## WORK TO BE COMPLETED
Copy each line with the word "通用畅玩卡" in it.
>> START
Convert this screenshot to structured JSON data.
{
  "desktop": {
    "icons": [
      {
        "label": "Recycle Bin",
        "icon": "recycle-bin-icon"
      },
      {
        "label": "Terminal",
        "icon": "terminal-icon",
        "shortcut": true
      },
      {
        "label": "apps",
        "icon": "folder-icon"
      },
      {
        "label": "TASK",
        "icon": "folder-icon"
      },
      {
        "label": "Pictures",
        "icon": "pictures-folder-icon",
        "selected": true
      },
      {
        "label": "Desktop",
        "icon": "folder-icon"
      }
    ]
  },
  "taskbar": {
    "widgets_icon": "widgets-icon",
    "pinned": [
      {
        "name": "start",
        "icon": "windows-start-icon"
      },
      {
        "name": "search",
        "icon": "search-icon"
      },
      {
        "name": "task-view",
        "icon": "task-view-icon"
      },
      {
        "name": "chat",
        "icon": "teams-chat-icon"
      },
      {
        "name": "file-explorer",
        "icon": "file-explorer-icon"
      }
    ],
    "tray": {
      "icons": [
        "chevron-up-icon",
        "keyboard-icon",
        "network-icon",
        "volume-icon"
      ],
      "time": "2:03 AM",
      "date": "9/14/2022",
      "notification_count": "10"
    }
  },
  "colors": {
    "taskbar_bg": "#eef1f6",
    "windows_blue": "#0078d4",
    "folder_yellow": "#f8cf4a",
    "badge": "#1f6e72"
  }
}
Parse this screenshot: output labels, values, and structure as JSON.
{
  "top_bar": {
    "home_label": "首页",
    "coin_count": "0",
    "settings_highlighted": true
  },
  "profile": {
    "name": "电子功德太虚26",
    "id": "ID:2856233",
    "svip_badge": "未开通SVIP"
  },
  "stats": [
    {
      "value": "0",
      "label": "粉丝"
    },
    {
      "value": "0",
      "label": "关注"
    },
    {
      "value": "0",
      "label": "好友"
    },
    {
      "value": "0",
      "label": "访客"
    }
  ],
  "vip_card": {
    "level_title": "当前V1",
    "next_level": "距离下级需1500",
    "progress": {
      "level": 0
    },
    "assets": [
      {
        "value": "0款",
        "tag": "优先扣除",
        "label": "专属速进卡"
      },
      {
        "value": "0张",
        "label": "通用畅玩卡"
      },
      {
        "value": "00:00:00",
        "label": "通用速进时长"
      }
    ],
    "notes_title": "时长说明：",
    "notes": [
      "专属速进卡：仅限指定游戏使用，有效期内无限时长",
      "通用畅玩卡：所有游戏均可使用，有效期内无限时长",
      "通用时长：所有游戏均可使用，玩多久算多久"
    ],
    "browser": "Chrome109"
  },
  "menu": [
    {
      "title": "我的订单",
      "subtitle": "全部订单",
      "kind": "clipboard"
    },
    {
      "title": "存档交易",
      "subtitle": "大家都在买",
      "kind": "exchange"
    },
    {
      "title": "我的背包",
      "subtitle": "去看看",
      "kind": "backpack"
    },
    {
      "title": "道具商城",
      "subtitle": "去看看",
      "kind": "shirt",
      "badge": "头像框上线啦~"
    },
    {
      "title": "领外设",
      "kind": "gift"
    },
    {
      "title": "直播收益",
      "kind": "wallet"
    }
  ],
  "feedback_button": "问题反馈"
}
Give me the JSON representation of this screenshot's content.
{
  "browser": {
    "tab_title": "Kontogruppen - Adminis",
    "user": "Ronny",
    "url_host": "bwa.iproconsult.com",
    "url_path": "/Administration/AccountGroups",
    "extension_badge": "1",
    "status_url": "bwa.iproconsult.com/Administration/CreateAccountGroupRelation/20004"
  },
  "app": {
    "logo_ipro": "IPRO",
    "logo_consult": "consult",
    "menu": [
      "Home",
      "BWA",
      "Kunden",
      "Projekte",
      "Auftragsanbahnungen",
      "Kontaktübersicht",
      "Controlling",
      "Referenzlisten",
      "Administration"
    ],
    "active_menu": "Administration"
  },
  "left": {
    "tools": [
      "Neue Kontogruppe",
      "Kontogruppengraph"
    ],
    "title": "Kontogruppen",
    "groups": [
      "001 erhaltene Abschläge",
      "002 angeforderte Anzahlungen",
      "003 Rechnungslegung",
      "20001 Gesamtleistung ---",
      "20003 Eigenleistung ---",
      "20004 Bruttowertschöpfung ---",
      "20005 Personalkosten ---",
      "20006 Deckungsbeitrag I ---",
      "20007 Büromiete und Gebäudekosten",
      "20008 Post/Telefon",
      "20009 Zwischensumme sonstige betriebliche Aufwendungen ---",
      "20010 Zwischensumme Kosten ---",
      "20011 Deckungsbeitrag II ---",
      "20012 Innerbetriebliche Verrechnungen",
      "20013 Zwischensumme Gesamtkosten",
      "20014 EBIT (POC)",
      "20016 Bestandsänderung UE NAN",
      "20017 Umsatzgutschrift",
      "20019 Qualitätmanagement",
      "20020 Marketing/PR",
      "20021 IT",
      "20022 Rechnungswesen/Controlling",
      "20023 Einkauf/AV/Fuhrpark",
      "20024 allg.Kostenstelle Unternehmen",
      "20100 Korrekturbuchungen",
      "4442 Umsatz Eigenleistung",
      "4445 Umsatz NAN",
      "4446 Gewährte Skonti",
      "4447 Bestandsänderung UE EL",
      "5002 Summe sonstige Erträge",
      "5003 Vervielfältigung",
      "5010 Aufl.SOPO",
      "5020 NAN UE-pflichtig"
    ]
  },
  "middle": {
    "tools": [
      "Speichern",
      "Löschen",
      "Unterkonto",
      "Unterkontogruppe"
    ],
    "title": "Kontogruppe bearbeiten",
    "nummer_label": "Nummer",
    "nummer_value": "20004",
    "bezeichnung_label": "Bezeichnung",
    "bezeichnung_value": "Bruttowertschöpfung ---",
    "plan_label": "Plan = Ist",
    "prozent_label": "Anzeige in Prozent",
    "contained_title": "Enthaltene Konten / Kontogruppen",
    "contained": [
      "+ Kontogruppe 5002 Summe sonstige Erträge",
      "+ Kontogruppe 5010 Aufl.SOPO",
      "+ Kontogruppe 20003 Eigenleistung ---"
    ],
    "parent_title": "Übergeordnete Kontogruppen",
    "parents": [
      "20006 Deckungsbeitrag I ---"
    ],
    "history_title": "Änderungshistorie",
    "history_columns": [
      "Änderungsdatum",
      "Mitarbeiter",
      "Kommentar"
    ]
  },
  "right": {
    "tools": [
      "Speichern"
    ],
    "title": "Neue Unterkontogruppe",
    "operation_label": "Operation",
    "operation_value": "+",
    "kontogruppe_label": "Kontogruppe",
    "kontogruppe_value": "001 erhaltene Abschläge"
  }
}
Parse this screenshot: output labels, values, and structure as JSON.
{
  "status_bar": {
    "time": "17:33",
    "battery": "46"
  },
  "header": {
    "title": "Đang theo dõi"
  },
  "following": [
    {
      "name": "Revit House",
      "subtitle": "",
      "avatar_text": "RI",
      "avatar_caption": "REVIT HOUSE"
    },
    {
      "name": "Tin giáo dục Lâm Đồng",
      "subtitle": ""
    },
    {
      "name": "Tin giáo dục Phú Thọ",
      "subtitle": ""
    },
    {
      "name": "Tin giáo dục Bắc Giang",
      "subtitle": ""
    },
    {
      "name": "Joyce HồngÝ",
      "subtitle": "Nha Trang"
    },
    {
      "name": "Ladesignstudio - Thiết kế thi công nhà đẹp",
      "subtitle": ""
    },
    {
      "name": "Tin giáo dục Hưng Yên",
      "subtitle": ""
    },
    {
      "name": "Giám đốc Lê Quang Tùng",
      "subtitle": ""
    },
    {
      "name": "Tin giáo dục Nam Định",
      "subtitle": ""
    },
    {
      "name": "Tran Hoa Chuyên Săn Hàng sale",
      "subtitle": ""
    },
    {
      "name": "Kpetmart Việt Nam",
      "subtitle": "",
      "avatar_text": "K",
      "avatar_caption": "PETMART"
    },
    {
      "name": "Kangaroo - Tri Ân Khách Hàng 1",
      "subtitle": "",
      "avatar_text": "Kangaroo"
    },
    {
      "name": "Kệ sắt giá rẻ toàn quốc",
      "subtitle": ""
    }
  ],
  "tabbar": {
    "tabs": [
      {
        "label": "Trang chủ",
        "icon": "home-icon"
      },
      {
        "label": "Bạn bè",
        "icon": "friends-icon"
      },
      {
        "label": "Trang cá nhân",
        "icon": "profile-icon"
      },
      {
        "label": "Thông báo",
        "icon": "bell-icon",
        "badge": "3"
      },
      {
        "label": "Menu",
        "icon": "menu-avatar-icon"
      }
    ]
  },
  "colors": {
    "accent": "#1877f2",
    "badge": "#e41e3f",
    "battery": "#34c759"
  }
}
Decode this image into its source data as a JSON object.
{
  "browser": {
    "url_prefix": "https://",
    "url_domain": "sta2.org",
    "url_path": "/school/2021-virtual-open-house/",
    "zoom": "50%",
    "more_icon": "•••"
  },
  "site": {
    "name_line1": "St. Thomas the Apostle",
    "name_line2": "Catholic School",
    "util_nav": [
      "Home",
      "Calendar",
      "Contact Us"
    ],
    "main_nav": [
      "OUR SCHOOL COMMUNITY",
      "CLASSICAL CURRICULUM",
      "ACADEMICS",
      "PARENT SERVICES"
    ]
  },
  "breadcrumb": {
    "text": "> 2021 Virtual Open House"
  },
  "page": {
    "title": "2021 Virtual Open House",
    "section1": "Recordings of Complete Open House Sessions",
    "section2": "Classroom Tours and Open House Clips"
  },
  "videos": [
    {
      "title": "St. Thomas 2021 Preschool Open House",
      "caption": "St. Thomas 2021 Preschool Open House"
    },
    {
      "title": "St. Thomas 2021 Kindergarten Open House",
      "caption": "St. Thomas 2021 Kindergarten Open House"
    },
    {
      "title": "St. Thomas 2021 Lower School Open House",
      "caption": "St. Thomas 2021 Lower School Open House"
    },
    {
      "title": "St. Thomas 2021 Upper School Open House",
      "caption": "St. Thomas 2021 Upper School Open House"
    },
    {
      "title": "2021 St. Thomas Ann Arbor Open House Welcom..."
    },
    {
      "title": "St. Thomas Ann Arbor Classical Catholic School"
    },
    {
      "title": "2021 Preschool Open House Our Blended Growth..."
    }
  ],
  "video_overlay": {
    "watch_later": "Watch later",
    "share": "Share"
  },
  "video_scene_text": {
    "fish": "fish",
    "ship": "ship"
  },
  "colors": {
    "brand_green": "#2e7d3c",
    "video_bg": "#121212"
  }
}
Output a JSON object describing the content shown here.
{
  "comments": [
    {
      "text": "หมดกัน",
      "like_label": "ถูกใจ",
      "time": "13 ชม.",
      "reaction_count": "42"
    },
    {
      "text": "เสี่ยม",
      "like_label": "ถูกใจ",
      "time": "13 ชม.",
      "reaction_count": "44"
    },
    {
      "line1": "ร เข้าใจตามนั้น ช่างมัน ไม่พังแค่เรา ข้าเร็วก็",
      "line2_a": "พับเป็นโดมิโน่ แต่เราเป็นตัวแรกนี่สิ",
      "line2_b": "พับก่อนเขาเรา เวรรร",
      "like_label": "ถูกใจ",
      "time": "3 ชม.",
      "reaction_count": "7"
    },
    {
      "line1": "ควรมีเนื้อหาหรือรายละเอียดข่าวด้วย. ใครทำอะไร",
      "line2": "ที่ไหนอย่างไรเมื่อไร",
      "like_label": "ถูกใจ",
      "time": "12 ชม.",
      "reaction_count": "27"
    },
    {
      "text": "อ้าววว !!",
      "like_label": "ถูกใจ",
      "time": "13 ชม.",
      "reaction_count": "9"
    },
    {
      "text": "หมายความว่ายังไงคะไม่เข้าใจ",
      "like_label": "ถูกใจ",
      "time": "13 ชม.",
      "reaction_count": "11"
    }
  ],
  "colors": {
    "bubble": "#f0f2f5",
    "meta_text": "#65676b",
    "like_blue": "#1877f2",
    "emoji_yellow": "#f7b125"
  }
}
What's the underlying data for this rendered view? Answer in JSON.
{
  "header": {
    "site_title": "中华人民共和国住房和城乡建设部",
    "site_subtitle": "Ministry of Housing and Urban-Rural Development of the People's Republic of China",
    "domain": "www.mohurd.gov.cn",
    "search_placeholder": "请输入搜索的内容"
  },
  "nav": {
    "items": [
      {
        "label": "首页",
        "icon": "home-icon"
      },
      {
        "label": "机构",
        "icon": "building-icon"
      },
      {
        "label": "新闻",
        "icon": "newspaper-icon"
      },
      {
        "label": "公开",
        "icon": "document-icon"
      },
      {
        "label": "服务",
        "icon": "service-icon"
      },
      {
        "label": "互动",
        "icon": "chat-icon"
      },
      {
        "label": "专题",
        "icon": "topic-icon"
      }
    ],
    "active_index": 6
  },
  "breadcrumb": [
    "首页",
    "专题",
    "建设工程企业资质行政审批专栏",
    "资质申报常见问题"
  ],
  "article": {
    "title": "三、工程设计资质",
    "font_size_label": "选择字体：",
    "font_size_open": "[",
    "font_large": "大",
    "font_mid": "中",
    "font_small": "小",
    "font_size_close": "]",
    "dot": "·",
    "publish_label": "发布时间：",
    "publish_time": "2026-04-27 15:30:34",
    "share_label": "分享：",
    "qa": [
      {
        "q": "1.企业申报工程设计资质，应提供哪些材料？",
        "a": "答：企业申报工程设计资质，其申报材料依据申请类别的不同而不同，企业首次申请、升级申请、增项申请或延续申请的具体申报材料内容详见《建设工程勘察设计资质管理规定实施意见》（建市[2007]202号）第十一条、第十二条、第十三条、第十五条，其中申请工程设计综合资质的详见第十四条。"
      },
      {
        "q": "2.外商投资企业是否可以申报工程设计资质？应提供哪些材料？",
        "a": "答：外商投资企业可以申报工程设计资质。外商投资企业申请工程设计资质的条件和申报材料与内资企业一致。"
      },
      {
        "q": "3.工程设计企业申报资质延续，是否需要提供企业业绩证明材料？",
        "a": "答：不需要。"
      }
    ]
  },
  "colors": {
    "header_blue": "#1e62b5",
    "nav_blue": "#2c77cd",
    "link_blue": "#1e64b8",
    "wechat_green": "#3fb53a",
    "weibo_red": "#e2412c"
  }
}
>> END
## REPLY
        "label": "通用畅玩卡"
      "通用畅玩卡：所有游戏均可使用，有效期内无限时长",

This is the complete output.